● Instructions to follow: Locate the lines of the listing below that hold "采用标定转速下", then copy each of them.

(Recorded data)
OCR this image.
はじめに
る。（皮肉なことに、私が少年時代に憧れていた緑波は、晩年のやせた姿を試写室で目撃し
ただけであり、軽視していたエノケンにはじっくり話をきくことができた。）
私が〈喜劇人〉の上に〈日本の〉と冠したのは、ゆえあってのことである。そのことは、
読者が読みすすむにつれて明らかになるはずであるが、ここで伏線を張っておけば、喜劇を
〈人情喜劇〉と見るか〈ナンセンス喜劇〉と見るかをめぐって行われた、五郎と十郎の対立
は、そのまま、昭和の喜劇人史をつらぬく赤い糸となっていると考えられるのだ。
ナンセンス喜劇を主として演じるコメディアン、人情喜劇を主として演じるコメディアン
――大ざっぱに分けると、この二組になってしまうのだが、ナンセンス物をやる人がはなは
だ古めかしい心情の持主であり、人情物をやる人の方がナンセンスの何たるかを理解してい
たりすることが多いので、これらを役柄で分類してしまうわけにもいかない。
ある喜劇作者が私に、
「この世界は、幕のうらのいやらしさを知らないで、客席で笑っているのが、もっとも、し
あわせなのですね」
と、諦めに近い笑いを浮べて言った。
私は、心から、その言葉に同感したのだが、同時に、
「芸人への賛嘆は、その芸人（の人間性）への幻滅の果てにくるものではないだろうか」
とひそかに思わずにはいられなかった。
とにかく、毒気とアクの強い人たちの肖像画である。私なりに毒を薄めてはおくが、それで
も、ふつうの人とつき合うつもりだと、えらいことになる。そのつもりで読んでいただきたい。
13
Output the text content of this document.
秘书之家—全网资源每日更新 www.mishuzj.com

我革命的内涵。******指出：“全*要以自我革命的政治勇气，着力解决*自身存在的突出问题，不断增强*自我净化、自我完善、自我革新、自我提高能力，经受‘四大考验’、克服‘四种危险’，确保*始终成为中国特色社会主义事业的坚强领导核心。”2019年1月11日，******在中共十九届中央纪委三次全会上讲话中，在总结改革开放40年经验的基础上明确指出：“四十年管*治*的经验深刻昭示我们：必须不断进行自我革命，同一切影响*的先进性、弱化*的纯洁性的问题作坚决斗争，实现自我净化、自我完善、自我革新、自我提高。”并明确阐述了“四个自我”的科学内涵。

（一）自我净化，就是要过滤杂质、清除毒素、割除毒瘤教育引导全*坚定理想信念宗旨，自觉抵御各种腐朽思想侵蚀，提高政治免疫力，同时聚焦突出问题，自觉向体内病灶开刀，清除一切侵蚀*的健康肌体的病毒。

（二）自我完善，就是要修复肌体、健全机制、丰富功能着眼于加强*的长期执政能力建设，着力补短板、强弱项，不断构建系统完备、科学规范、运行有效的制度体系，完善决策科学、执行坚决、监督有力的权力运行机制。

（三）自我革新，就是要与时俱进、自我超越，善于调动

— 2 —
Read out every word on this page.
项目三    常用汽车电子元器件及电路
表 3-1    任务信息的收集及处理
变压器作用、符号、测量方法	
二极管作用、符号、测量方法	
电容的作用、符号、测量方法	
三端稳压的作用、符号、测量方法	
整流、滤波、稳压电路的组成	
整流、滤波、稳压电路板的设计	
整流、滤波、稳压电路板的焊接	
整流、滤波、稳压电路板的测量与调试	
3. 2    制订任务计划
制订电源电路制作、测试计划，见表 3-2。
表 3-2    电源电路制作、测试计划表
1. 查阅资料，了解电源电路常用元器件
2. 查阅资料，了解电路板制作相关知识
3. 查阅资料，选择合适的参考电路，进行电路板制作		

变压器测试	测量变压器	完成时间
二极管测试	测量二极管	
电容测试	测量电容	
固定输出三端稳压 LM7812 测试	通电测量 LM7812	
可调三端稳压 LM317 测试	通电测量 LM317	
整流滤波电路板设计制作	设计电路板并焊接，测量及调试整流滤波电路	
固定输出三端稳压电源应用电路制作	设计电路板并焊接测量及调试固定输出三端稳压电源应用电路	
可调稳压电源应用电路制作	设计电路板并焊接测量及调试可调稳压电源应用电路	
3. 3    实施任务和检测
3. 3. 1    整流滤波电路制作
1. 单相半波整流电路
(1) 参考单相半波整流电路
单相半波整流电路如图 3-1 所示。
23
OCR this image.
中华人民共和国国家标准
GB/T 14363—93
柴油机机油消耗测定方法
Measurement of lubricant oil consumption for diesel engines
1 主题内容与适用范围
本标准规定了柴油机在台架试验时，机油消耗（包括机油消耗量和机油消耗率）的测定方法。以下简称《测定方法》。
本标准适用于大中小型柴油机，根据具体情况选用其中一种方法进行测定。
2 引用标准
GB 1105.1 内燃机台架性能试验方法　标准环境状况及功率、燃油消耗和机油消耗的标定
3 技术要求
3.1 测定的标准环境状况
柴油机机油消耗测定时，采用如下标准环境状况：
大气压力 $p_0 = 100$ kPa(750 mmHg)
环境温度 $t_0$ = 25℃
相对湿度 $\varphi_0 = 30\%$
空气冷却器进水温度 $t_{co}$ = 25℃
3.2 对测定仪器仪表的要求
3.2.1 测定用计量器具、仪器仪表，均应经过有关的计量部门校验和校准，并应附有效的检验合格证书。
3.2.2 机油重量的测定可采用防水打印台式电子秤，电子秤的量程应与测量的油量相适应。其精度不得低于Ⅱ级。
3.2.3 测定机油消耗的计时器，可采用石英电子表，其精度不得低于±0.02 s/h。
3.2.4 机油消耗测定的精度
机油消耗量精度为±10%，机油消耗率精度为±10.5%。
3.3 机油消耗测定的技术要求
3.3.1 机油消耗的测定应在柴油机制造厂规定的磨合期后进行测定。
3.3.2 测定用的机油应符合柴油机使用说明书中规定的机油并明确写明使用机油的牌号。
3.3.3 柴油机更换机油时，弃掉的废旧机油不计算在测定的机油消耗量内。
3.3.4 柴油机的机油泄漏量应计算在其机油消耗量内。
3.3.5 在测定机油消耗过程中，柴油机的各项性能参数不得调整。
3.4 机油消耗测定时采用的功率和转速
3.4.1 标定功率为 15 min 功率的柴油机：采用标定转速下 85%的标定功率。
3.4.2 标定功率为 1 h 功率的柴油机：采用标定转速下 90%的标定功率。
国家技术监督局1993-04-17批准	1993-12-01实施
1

● Finished task:
3.4.1 标定功率为 15 min 功率的柴油机：采用标定转速下 85%的标定功率。
3.4.2 标定功率为 1 h 功率的柴油机：采用标定转速下 90%的标定功率。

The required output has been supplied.